## What is being asked
Locate each line holding the string "document" and copy it.

# start of Provided data

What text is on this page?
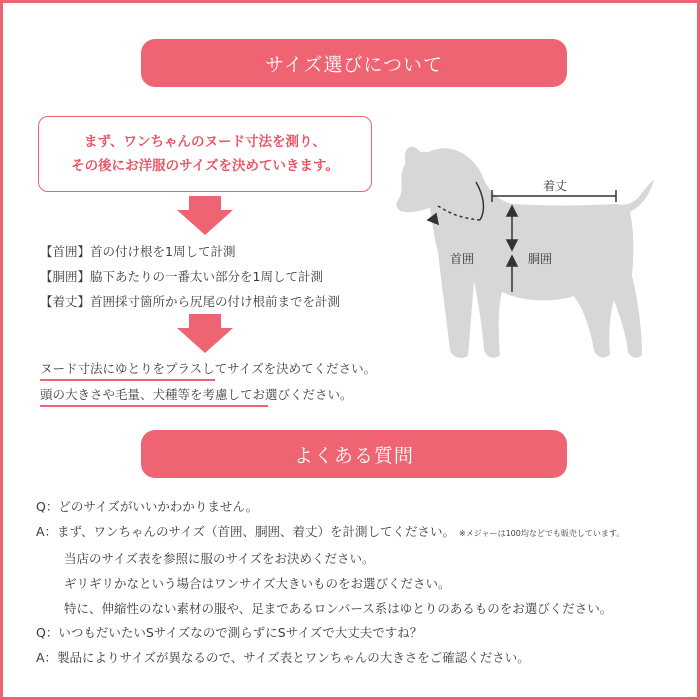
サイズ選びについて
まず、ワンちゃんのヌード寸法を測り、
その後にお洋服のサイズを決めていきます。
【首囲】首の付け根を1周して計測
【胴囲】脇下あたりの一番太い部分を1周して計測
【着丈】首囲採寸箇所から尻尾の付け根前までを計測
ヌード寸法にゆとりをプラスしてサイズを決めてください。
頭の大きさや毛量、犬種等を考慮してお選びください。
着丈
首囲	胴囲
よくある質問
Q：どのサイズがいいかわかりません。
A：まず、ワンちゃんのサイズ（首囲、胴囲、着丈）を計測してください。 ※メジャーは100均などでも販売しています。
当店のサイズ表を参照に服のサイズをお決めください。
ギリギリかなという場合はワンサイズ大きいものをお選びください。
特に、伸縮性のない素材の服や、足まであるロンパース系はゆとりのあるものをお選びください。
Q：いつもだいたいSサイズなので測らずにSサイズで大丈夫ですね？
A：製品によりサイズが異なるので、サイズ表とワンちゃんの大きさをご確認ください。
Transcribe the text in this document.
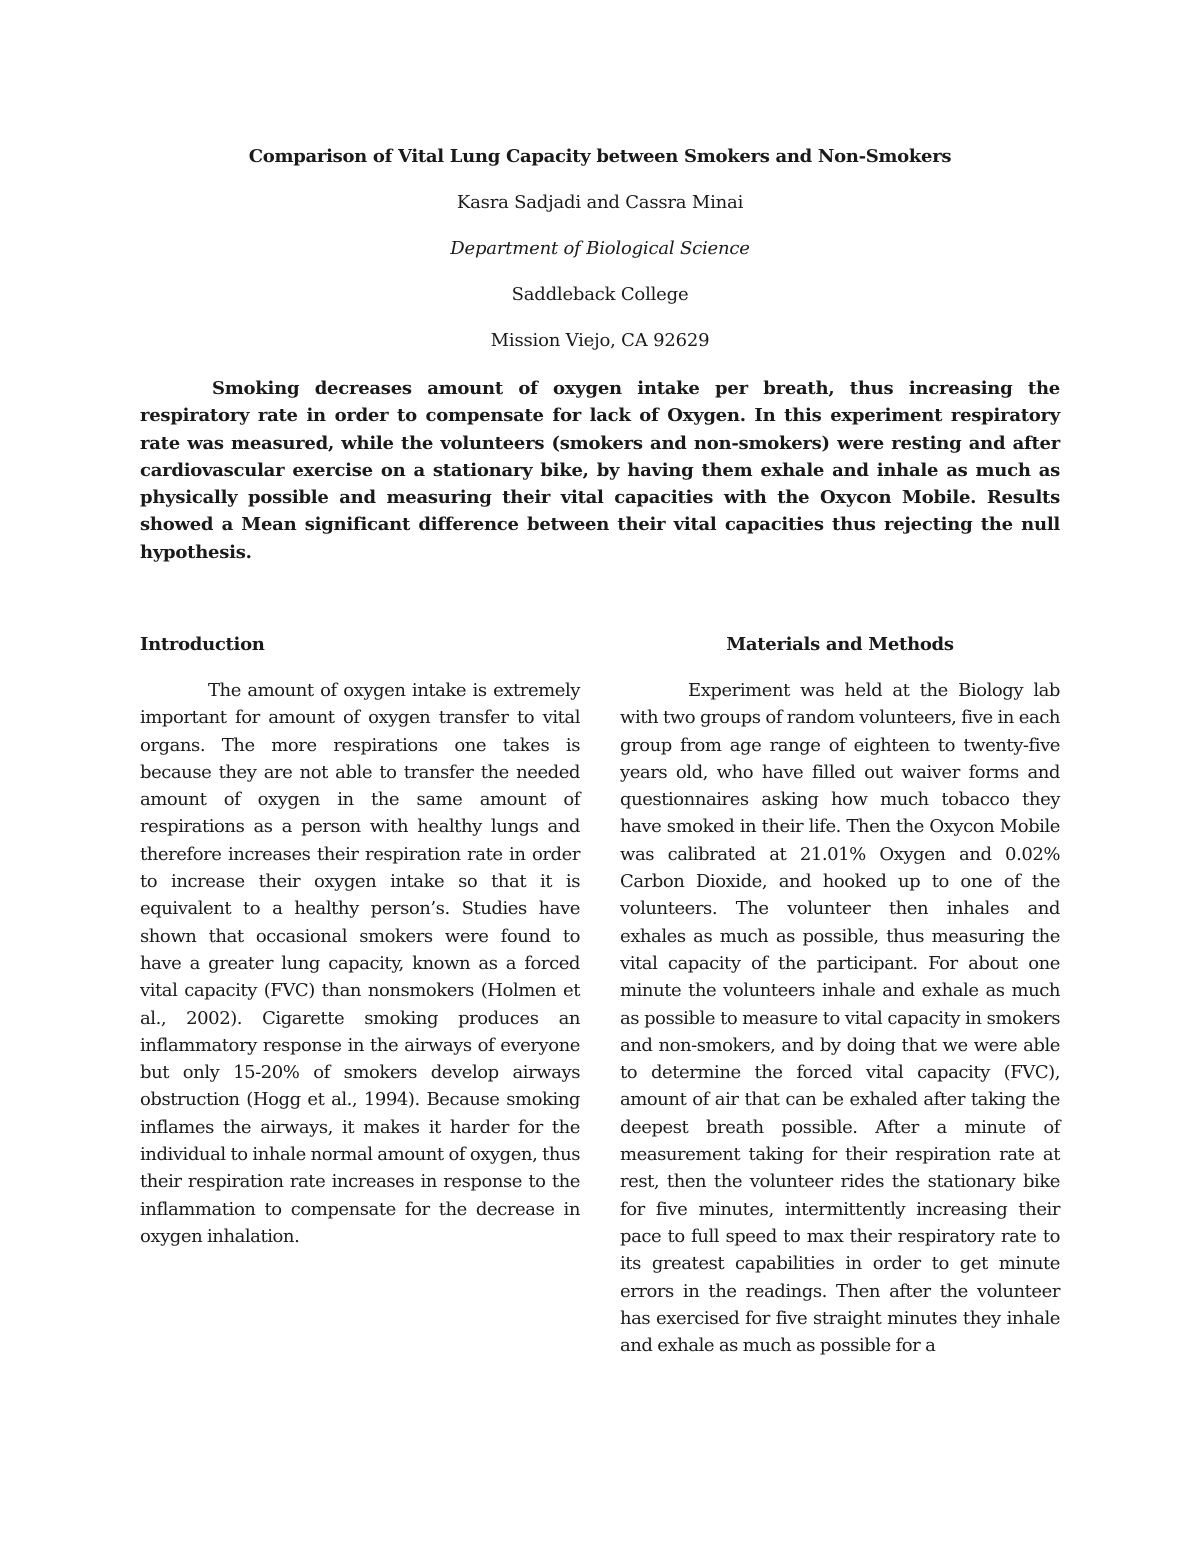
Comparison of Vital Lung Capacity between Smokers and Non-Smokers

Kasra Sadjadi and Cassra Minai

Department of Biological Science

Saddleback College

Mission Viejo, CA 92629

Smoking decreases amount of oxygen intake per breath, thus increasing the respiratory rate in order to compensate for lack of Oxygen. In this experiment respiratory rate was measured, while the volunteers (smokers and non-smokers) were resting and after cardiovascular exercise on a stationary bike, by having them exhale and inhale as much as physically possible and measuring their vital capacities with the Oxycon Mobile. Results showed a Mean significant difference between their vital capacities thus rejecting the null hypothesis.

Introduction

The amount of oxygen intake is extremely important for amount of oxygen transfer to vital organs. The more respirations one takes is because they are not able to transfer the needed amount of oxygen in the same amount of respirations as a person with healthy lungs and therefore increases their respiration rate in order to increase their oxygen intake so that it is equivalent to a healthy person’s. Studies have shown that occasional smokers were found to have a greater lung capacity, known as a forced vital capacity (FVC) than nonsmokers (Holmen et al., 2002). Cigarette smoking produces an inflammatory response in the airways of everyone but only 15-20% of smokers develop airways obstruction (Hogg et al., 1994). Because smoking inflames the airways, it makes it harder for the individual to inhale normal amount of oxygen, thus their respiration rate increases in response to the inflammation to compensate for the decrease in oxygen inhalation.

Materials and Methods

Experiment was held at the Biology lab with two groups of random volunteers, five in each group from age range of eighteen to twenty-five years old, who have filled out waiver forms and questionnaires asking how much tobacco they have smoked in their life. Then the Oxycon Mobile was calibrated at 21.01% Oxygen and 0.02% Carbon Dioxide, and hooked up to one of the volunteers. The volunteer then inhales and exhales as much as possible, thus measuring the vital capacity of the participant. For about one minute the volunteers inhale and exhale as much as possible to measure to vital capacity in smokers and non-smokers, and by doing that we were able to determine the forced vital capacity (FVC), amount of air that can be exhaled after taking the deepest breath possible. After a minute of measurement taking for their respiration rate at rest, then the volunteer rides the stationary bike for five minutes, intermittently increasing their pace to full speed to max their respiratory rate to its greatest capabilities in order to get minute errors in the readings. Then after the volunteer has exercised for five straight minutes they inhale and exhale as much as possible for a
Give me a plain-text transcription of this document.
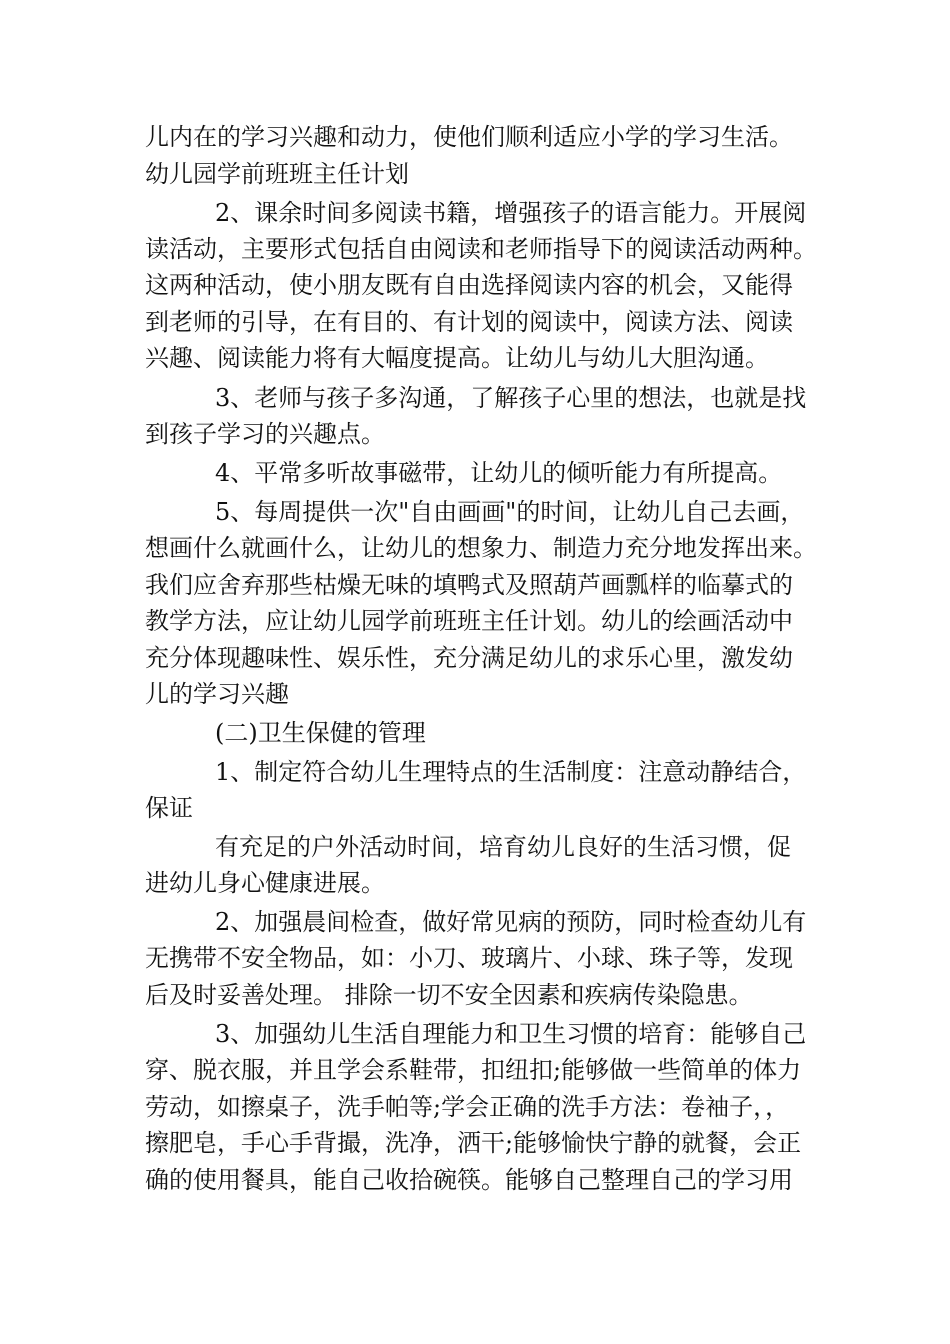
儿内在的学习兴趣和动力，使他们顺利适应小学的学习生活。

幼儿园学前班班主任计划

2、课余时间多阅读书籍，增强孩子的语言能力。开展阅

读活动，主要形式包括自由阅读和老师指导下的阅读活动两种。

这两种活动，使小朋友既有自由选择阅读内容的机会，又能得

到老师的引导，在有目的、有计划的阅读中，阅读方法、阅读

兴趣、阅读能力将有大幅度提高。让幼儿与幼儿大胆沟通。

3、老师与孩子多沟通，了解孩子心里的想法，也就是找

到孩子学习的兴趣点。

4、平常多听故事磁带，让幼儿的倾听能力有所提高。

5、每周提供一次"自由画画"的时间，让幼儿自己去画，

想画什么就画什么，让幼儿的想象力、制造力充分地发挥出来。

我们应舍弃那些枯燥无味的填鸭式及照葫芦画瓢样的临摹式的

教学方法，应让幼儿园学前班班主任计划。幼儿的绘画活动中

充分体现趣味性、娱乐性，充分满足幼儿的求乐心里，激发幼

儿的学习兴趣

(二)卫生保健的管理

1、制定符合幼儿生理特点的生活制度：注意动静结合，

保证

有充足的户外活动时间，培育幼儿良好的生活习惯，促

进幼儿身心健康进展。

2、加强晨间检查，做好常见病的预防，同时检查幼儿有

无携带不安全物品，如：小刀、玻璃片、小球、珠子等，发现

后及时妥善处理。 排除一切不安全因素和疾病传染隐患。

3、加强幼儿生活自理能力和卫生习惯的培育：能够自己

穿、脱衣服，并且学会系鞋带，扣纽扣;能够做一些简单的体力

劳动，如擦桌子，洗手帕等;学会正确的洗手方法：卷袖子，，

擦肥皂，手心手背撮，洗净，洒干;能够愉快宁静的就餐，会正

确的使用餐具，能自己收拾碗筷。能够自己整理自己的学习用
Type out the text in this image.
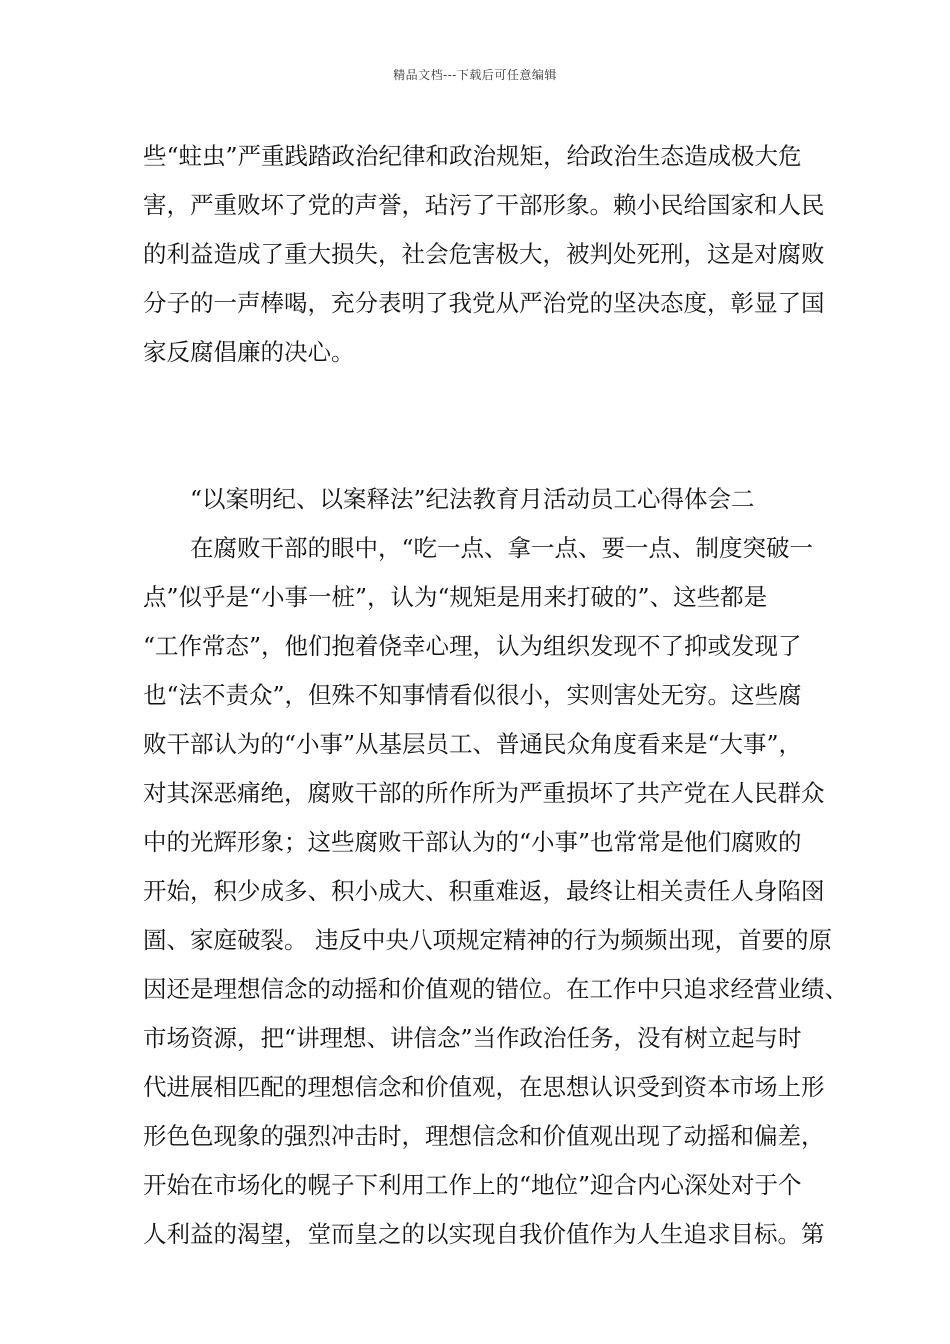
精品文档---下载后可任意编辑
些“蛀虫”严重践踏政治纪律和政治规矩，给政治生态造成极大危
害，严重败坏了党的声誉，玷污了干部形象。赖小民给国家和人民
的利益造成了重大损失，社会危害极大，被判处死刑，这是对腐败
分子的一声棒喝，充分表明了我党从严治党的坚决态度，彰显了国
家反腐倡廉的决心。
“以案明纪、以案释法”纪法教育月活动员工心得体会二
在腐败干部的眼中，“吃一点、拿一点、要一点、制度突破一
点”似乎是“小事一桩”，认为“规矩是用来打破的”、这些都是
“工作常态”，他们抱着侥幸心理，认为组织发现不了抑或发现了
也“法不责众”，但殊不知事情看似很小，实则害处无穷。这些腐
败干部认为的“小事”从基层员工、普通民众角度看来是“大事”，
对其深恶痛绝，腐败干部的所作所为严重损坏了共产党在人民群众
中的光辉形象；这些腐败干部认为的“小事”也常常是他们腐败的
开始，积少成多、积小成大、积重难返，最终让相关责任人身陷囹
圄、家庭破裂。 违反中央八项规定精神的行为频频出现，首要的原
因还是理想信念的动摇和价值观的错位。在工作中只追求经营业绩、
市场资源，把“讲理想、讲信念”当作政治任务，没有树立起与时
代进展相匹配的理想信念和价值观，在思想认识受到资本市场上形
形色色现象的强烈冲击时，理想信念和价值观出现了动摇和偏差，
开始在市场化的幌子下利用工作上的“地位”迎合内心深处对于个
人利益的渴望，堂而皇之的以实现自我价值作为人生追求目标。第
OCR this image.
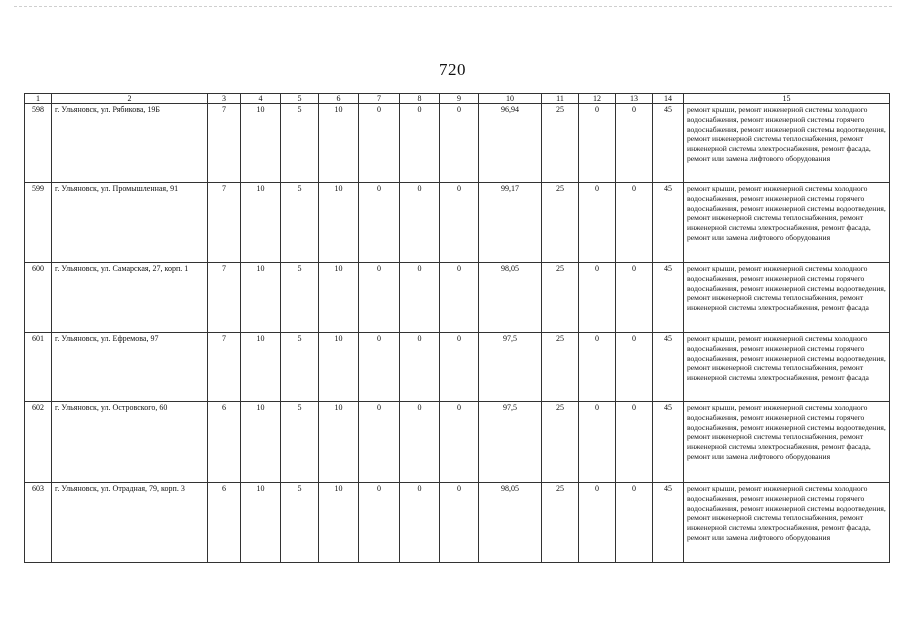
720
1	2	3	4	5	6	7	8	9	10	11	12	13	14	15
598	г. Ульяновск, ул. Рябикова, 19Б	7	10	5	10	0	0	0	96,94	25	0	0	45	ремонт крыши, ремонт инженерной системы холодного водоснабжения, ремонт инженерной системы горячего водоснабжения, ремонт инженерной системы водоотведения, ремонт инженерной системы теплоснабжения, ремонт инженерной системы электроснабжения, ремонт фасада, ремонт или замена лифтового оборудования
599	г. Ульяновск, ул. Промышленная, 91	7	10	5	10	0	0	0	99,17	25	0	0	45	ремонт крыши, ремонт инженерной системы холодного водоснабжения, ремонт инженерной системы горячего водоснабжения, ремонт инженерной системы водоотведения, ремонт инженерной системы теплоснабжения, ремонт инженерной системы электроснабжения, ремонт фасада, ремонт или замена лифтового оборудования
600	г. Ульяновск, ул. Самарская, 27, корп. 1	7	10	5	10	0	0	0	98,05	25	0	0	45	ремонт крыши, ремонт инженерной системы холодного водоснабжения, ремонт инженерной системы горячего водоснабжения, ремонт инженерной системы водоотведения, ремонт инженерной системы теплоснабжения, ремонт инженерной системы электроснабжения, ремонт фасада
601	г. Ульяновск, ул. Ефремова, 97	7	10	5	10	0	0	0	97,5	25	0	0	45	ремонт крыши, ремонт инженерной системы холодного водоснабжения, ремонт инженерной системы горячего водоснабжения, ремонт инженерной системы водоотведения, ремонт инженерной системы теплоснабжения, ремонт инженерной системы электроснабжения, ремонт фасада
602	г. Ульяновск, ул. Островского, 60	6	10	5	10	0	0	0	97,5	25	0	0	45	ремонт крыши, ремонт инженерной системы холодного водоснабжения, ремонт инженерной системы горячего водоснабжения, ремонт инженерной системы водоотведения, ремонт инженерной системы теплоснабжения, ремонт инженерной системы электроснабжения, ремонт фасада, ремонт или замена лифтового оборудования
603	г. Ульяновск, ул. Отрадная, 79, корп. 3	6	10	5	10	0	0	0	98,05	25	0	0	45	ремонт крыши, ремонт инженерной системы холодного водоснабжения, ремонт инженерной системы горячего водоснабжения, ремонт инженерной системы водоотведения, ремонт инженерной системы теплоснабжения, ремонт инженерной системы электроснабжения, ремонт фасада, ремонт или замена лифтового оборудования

# end of Provided data

## Response to the task
Transcribe the text in this document.
Give me a plain-text transcription of this document.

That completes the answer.